### SUPPLIED INFORMATION ###

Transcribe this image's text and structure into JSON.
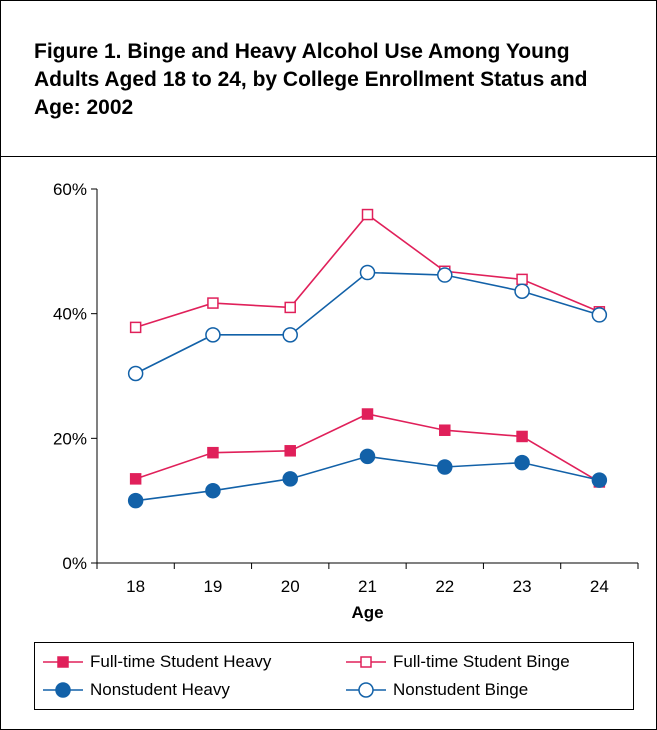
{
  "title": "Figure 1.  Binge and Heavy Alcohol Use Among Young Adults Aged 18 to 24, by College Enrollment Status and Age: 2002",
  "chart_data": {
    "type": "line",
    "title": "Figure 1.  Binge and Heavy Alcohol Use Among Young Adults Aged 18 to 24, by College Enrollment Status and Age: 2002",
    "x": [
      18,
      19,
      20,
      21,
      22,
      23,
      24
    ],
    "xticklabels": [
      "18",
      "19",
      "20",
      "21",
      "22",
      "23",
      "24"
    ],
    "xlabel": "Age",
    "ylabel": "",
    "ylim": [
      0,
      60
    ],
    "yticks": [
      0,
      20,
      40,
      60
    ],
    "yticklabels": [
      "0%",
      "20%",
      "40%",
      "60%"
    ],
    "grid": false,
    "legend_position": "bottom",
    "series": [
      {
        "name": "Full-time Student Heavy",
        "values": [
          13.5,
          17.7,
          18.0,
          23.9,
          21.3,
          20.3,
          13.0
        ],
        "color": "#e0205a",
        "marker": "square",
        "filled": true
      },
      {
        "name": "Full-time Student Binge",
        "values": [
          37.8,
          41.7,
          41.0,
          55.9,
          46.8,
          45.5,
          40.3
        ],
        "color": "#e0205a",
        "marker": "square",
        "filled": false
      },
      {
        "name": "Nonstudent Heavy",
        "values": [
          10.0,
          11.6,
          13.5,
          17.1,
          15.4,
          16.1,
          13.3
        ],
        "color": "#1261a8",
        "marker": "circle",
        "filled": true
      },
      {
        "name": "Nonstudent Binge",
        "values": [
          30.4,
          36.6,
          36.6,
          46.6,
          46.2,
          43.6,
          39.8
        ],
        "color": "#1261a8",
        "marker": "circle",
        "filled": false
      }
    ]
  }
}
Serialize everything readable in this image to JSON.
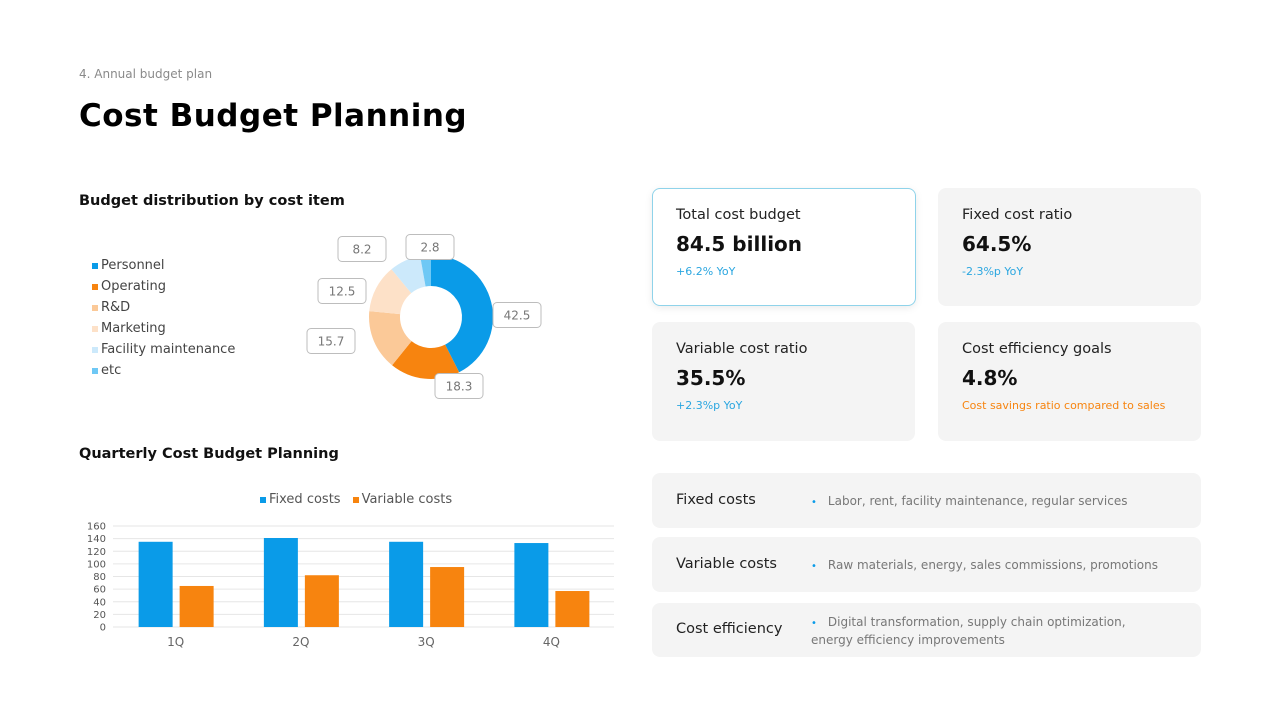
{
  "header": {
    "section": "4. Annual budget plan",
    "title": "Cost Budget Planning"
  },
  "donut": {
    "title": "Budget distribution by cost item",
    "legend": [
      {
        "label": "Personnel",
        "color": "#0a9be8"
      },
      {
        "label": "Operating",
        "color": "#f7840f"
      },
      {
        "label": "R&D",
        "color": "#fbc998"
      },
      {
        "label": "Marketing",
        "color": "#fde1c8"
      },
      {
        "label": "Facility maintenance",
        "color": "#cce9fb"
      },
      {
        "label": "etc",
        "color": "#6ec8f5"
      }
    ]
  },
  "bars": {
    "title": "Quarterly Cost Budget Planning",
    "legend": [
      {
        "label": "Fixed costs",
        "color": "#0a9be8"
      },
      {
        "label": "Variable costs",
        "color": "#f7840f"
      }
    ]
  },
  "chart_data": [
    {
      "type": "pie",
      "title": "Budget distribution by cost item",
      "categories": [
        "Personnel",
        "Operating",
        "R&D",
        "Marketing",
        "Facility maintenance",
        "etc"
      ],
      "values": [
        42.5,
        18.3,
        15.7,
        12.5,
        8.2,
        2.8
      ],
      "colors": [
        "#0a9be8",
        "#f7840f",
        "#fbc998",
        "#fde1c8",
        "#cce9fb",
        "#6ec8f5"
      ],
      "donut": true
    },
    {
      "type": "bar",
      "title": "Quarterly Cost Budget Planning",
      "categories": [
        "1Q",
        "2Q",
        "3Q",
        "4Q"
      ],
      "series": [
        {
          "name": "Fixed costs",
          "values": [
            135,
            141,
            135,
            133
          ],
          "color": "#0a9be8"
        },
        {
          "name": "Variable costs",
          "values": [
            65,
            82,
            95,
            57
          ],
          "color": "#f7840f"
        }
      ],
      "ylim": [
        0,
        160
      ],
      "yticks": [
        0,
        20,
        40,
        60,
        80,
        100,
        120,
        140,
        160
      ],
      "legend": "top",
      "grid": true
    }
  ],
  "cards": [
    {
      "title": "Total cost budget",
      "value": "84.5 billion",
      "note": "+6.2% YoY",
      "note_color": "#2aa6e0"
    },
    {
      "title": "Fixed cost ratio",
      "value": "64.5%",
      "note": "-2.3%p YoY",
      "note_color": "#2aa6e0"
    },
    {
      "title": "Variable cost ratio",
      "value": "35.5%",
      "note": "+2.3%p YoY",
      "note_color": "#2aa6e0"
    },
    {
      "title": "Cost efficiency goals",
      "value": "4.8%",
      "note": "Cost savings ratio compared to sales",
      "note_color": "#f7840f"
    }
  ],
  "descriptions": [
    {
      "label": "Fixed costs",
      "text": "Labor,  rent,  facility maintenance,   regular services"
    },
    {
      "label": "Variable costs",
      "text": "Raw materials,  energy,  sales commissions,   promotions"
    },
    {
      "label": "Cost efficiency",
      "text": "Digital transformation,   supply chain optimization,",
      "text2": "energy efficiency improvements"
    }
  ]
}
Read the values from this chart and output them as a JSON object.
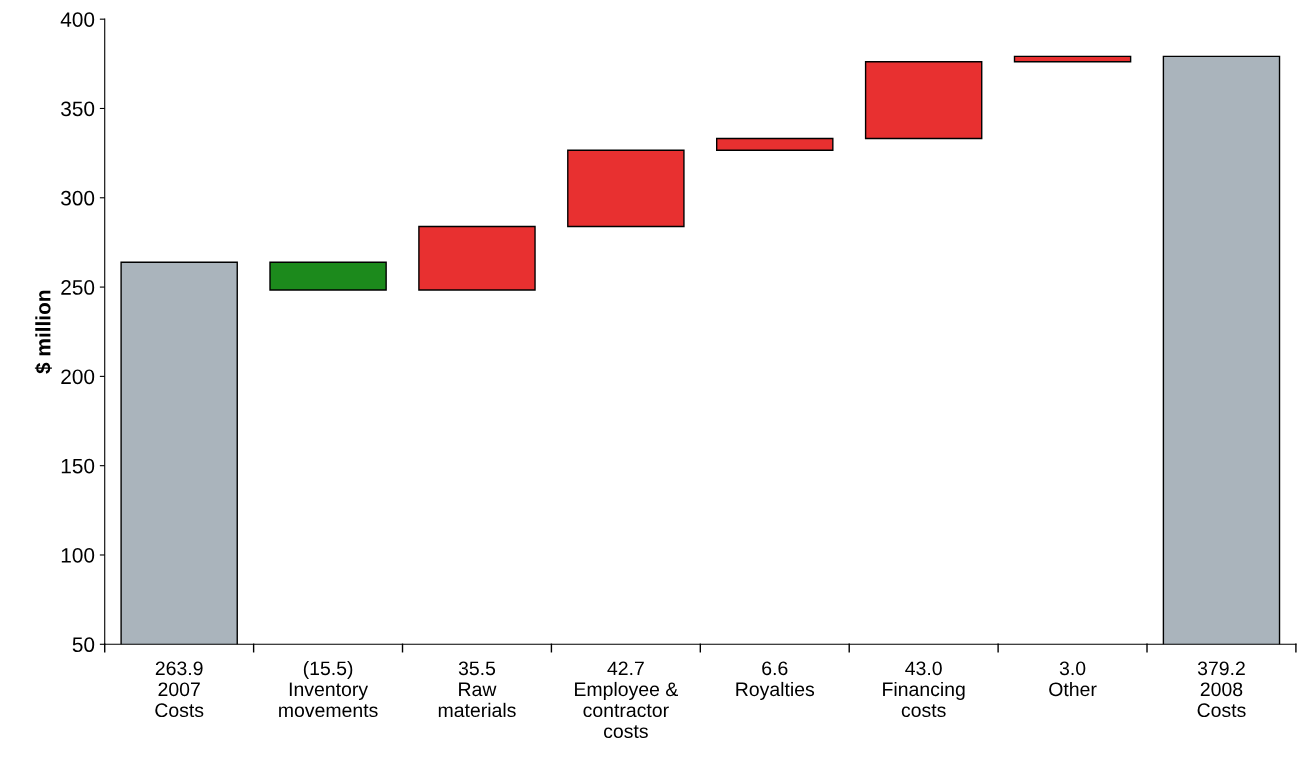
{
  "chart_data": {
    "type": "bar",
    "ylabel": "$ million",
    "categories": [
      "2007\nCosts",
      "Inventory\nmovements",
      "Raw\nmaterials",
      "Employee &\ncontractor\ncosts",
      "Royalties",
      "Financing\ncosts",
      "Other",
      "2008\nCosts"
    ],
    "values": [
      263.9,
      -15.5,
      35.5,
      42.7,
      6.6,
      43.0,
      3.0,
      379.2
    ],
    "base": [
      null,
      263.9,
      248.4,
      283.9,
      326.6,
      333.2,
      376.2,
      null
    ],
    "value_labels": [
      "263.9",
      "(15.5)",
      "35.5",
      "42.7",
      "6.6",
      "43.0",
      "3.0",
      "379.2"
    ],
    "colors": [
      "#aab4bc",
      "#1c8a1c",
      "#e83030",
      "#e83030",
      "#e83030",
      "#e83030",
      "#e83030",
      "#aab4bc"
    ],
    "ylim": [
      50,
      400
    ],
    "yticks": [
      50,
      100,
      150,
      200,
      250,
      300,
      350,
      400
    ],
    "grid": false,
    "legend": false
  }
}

###

Ignore the images and quote every line of the listing exactly.

Transcribe this image's text and structure into JSON.
{
  "title": "Figure 1.  Binge and Heavy Alcohol Use Among Young Adults Aged 18 to 24, by College Enrollment Status and Age: 2002",
  "chart_data": {
    "type": "line",
    "title": "Figure 1.  Binge and Heavy Alcohol Use Among Young Adults Aged 18 to 24, by College Enrollment Status and Age: 2002",
    "x": [
      18,
      19,
      20,
      21,
      22,
      23,
      24
    ],
    "xticklabels": [
      "18",
      "19",
      "20",
      "21",
      "22",
      "23",
      "24"
    ],
    "xlabel": "Age",
    "ylabel": "",
    "ylim": [
      0,
      60
    ],
    "yticks": [
      0,
      20,
      40,
      60
    ],
    "yticklabels": [
      "0%",
      "20%",
      "40%",
      "60%"
    ],
    "grid": false,
    "legend_position": "bottom",
    "series": [
      {
        "name": "Full-time Student Heavy",
        "values": [
          13.5,
          17.7,
          18.0,
          23.9,
          21.3,
          20.3,
          13.0
        ],
        "color": "#e0205a",
        "marker": "square",
        "filled": true
      },
      {
        "name": "Full-time Student Binge",
        "values": [
          37.8,
          41.7,
          41.0,
          55.9,
          46.8,
          45.5,
          40.3
        ],
        "color": "#e0205a",
        "marker": "square",
        "filled": false
      },
      {
        "name": "Nonstudent Heavy",
        "values": [
          10.0,
          11.6,
          13.5,
          17.1,
          15.4,
          16.1,
          13.3
        ],
        "color": "#1261a8",
        "marker": "circle",
        "filled": true
      },
      {
        "name": "Nonstudent Binge",
        "values": [
          30.4,
          36.6,
          36.6,
          46.6,
          46.2,
          43.6,
          39.8
        ],
        "color": "#1261a8",
        "marker": "circle",
        "filled": false
      }
    ]
  }
}
Serialize everything readable in this image to JSON.
{
  "header": {
    "section": "4. Annual budget plan",
    "title": "Cost Budget Planning"
  },
  "donut": {
    "title": "Budget distribution by cost item",
    "legend": [
      {
        "label": "Personnel",
        "color": "#0a9be8"
      },
      {
        "label": "Operating",
        "color": "#f7840f"
      },
      {
        "label": "R&D",
        "color": "#fbc998"
      },
      {
        "label": "Marketing",
        "color": "#fde1c8"
      },
      {
        "label": "Facility maintenance",
        "color": "#cce9fb"
      },
      {
        "label": "etc",
        "color": "#6ec8f5"
      }
    ]
  },
  "bars": {
    "title": "Quarterly Cost Budget Planning",
    "legend": [
      {
        "label": "Fixed costs",
        "color": "#0a9be8"
      },
      {
        "label": "Variable costs",
        "color": "#f7840f"
      }
    ]
  },
  "chart_data": [
    {
      "type": "pie",
      "title": "Budget distribution by cost item",
      "categories": [
        "Personnel",
        "Operating",
        "R&D",
        "Marketing",
        "Facility maintenance",
        "etc"
      ],
      "values": [
        42.5,
        18.3,
        15.7,
        12.5,
        8.2,
        2.8
      ],
      "colors": [
        "#0a9be8",
        "#f7840f",
        "#fbc998",
        "#fde1c8",
        "#cce9fb",
        "#6ec8f5"
      ],
      "donut": true
    },
    {
      "type": "bar",
      "title": "Quarterly Cost Budget Planning",
      "categories": [
        "1Q",
        "2Q",
        "3Q",
        "4Q"
      ],
      "series": [
        {
          "name": "Fixed costs",
          "values": [
            135,
            141,
            135,
            133
          ],
          "color": "#0a9be8"
        },
        {
          "name": "Variable costs",
          "values": [
            65,
            82,
            95,
            57
          ],
          "color": "#f7840f"
        }
      ],
      "ylim": [
        0,
        160
      ],
      "yticks": [
        0,
        20,
        40,
        60,
        80,
        100,
        120,
        140,
        160
      ],
      "legend": "top",
      "grid": true
    }
  ],
  "cards": [
    {
      "title": "Total cost budget",
      "value": "84.5 billion",
      "note": "+6.2% YoY",
      "note_color": "#2aa6e0"
    },
    {
      "title": "Fixed cost ratio",
      "value": "64.5%",
      "note": "-2.3%p YoY",
      "note_color": "#2aa6e0"
    },
    {
      "title": "Variable cost ratio",
      "value": "35.5%",
      "note": "+2.3%p YoY",
      "note_color": "#2aa6e0"
    },
    {
      "title": "Cost efficiency goals",
      "value": "4.8%",
      "note": "Cost savings ratio compared to sales",
      "note_color": "#f7840f"
    }
  ],
  "descriptions": [
    {
      "label": "Fixed costs",
      "text": "Labor,  rent,  facility maintenance,   regular services"
    },
    {
      "label": "Variable costs",
      "text": "Raw materials,  energy,  sales commissions,   promotions"
    },
    {
      "label": "Cost efficiency",
      "text": "Digital transformation,   supply chain optimization,",
      "text2": "energy efficiency improvements"
    }
  ]
}
Read the values from this chart and output them as a JSON object.
{
  "chart_data": {
    "type": "bar",
    "ylabel": "$ million",
    "categories": [
      "2007\nCosts",
      "Inventory\nmovements",
      "Raw\nmaterials",
      "Employee &\ncontractor\ncosts",
      "Royalties",
      "Financing\ncosts",
      "Other",
      "2008\nCosts"
    ],
    "values": [
      263.9,
      -15.5,
      35.5,
      42.7,
      6.6,
      43.0,
      3.0,
      379.2
    ],
    "base": [
      null,
      263.9,
      248.4,
      283.9,
      326.6,
      333.2,
      376.2,
      null
    ],
    "value_labels": [
      "263.9",
      "(15.5)",
      "35.5",
      "42.7",
      "6.6",
      "43.0",
      "3.0",
      "379.2"
    ],
    "colors": [
      "#aab4bc",
      "#1c8a1c",
      "#e83030",
      "#e83030",
      "#e83030",
      "#e83030",
      "#e83030",
      "#aab4bc"
    ],
    "ylim": [
      50,
      400
    ],
    "yticks": [
      50,
      100,
      150,
      200,
      250,
      300,
      350,
      400
    ],
    "grid": false,
    "legend": false
  }
}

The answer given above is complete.